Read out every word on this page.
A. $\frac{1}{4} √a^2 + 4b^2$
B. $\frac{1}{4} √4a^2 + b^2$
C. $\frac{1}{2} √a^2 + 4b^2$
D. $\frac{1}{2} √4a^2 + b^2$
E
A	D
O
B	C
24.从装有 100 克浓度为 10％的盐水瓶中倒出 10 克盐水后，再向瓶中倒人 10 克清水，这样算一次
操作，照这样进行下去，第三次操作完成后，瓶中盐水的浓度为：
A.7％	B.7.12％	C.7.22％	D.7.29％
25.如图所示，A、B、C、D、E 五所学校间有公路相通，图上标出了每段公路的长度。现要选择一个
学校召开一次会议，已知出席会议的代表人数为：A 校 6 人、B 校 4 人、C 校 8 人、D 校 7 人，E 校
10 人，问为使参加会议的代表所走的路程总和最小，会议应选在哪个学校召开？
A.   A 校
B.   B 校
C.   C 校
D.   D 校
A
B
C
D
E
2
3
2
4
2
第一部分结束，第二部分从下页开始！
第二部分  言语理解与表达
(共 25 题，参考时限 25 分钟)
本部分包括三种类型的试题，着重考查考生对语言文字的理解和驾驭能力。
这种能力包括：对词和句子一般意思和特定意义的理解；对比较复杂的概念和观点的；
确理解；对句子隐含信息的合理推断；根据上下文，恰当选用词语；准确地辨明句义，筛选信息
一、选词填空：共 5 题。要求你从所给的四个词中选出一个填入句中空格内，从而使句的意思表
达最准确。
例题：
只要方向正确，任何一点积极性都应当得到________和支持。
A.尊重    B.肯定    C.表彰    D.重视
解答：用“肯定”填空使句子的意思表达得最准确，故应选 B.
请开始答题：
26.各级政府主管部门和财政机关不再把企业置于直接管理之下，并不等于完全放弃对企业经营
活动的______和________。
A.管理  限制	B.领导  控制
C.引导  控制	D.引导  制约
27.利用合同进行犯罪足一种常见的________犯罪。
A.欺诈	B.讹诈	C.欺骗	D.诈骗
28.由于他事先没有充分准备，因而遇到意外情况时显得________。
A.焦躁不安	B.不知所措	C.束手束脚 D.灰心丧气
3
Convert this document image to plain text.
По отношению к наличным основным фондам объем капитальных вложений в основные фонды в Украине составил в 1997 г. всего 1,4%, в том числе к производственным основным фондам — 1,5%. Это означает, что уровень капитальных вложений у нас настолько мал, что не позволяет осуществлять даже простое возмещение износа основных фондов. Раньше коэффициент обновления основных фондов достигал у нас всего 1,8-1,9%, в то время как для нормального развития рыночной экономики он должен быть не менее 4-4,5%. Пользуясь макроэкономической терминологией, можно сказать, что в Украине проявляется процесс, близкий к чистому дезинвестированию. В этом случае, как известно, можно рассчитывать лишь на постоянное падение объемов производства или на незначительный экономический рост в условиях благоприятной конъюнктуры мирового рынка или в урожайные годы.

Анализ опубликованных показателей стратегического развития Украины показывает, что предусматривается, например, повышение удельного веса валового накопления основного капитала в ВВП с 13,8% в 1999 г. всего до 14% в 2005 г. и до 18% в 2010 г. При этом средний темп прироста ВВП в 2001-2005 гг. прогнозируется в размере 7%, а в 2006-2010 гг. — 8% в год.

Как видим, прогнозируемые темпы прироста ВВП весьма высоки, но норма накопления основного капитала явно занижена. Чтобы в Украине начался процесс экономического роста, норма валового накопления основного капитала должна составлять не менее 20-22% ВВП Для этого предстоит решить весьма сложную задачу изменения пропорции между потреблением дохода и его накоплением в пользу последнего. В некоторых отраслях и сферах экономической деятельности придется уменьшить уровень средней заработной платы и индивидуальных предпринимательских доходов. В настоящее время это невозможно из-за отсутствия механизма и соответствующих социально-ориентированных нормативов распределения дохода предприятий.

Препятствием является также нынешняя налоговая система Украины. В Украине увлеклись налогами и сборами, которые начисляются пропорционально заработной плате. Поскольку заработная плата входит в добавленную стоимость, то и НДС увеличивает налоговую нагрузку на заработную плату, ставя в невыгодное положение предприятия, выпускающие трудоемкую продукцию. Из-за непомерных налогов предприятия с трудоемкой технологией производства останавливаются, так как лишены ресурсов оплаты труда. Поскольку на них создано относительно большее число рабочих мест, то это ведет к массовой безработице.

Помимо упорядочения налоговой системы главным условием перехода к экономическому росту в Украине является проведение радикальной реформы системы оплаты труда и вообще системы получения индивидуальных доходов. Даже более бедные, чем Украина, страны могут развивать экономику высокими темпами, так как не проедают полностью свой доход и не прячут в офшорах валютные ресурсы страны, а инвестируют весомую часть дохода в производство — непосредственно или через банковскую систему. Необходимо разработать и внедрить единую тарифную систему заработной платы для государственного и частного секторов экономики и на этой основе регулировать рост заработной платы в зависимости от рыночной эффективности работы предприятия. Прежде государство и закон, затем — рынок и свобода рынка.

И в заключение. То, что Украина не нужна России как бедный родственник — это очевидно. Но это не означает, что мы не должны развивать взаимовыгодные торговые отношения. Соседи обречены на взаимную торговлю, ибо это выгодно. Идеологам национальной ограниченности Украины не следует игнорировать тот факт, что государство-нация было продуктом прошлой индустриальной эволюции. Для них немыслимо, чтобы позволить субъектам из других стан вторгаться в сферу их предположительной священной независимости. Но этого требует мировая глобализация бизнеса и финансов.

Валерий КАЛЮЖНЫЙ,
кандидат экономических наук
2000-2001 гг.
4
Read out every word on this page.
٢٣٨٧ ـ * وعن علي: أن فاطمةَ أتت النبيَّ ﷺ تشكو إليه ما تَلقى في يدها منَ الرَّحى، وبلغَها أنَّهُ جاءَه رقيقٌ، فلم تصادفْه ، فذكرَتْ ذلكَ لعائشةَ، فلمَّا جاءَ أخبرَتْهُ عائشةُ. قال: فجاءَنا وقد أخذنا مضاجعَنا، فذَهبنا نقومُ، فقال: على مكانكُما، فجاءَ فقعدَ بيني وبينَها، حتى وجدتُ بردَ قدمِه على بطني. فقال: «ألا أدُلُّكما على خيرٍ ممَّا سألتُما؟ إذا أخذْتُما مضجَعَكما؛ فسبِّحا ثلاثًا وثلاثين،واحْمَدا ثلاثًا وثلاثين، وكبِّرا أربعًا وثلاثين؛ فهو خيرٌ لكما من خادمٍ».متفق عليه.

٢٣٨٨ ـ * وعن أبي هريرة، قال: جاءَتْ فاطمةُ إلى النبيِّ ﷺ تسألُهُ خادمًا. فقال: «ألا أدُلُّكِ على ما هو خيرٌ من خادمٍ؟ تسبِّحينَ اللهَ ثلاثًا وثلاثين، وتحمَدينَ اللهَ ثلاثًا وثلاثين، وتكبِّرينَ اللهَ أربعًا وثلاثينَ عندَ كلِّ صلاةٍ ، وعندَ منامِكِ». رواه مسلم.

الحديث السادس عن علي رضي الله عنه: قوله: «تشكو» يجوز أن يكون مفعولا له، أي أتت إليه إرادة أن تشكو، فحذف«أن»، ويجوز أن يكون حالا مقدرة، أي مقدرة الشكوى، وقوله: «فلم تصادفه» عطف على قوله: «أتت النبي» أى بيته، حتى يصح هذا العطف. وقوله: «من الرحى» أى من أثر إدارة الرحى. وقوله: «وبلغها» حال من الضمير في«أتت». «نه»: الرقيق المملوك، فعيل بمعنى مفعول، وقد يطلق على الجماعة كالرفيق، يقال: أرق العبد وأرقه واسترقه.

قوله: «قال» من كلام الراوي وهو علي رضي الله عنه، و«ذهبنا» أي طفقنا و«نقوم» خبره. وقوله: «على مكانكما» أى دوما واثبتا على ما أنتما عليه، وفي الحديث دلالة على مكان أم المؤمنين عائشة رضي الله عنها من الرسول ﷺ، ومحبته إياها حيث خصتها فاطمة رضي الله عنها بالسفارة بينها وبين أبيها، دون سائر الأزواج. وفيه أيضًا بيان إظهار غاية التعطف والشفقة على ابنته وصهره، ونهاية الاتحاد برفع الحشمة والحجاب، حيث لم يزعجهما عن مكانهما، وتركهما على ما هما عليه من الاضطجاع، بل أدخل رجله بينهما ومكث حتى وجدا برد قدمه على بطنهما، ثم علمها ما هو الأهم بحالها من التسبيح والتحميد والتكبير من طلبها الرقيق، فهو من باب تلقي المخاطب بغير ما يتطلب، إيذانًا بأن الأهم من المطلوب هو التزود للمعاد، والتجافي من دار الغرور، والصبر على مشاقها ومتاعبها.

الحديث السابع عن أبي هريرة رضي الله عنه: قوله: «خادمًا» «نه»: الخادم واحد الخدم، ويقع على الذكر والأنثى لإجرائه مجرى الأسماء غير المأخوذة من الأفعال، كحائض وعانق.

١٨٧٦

_ _ _ _ _ _ _

What to work on:
Copy each line of the listing that contains the string "менее".

Exercise output:
По отношению к наличным основным фондам объем капитальных вложений в основные фонды в Украине составил в 1997 г. всего 1,4%, в том числе к производственным основным фондам — 1,5%. Это означает, что уровень капитальных вложений у нас настолько мал, что не позволяет осуществлять даже простое возмещение износа основных фондов. Раньше коэффициент обновления основных фондов достигал у нас всего 1,8-1,9%, в то время как для нормального развития рыночной экономики он должен быть не менее 4-4,5%. Пользуясь макроэкономической терминологией, можно сказать, что в Украине проявляется процесс, близкий к чистому дезинвестированию. В этом случае, как известно, можно рассчитывать лишь на постоянное падение объемов производства или на незначительный экономический рост в условиях благоприятной конъюнктуры мирового рынка или в урожайные годы.
Как видим, прогнозируемые темпы прироста ВВП весьма высоки, но норма накопления основного капитала явно занижена. Чтобы в Украине начался процесс экономического роста, норма валового накопления основного капитала должна составлять не менее 20-22% ВВП Для этого предстоит решить весьма сложную задачу изменения пропорции между потреблением дохода и его накоплением в пользу последнего. В некоторых отраслях и сферах экономической деятельности придется уменьшить уровень средней заработной платы и индивидуальных предпринимательских доходов. В настоящее время это невозможно из-за отсутствия механизма и соответствующих социально-ориентированных нормативов распределения дохода предприятий.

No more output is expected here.